◆ Exercise ◆
Transcribe the data word for word, starting at the very first line and ending at the line that contains "highlighted-text: In diesem", including that line.

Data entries
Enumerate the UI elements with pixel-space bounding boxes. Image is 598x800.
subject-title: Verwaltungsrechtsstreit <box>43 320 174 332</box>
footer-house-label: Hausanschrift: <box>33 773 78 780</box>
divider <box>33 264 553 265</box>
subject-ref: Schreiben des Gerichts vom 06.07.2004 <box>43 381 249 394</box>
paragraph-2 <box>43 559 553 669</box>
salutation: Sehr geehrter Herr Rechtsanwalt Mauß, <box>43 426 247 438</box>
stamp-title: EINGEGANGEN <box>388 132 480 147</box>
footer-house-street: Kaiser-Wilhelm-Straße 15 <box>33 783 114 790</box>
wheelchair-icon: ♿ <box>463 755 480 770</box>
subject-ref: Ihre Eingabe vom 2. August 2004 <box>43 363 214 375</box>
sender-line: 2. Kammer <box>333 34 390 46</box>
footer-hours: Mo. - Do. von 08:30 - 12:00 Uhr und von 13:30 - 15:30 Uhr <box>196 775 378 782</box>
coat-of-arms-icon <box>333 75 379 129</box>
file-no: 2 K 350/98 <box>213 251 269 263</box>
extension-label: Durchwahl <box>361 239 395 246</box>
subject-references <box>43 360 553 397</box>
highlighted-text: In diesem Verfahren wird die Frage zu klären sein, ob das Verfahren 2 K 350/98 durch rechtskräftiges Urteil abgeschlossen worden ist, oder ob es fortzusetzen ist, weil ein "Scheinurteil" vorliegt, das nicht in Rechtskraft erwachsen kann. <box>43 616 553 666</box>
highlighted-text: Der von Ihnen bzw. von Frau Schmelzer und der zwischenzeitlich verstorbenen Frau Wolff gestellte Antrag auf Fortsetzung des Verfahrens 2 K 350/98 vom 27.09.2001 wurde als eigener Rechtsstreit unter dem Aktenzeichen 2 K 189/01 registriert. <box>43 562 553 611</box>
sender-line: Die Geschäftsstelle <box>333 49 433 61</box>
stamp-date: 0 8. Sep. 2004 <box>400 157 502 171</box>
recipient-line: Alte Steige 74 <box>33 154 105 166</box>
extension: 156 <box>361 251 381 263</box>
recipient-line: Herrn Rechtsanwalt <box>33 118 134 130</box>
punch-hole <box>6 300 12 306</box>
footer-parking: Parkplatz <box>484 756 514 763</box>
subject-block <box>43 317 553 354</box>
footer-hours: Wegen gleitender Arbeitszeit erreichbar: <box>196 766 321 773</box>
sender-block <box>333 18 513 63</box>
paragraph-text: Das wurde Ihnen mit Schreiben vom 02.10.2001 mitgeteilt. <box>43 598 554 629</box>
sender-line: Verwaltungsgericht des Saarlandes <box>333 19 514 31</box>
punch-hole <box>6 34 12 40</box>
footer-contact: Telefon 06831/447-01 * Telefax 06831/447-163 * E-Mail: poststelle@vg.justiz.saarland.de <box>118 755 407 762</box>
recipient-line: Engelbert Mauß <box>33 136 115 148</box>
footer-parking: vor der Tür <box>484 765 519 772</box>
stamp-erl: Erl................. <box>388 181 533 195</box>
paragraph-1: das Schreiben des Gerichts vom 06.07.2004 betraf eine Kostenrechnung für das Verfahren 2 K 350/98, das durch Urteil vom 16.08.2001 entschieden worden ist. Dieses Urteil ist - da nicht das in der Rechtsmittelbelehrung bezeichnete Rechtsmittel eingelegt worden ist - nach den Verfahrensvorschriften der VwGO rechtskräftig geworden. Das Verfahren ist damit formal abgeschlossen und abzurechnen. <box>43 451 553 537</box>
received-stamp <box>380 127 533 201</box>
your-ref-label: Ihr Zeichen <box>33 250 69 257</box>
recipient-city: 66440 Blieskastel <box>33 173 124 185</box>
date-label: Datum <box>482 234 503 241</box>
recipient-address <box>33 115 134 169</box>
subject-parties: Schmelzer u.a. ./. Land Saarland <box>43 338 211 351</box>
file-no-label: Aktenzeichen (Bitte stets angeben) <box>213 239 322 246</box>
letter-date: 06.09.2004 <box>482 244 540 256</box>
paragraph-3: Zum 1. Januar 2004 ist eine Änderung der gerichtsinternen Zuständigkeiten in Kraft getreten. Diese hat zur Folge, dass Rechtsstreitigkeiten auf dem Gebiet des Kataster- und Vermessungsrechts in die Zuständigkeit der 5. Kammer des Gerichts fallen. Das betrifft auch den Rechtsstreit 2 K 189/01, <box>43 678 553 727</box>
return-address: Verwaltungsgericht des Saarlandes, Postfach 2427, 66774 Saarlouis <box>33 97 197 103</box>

◆ Reply ◆
Enumerate the UI elements with pixel-space bounding boxes. Image is 598x800.
subject-title: Verwaltungsrechtsstreit <box>43 320 174 332</box>
footer-house-label: Hausanschrift: <box>33 773 78 780</box>
divider <box>33 264 553 265</box>
subject-ref: Schreiben des Gerichts vom 06.07.2004 <box>43 381 249 394</box>
paragraph-2 <box>43 559 553 669</box>
salutation: Sehr geehrter Herr Rechtsanwalt Mauß, <box>43 426 247 438</box>
stamp-title: EINGEGANGEN <box>388 132 480 147</box>
footer-house-street: Kaiser-Wilhelm-Straße 15 <box>33 783 114 790</box>
wheelchair-icon: ♿ <box>463 755 480 770</box>
subject-ref: Ihre Eingabe vom 2. August 2004 <box>43 363 214 375</box>
sender-line: 2. Kammer <box>333 34 390 46</box>
footer-hours: Mo. - Do. von 08:30 - 12:00 Uhr und von 13:30 - 15:30 Uhr <box>196 775 378 782</box>
coat-of-arms-icon <box>333 75 379 129</box>
file-no: 2 K 350/98 <box>213 251 269 263</box>
extension-label: Durchwahl <box>361 239 395 246</box>
subject-references <box>43 360 553 397</box>
highlighted-text: In diesem Verfahren wird die Frage zu klären sein, ob das Verfahren 2 K 350/98 durch rechtskräftiges Urteil abgeschlossen worden ist, oder ob es fortzusetzen ist, weil ein "Scheinurteil" vorliegt, das nicht in Rechtskraft erwachsen kann. <box>43 616 553 666</box>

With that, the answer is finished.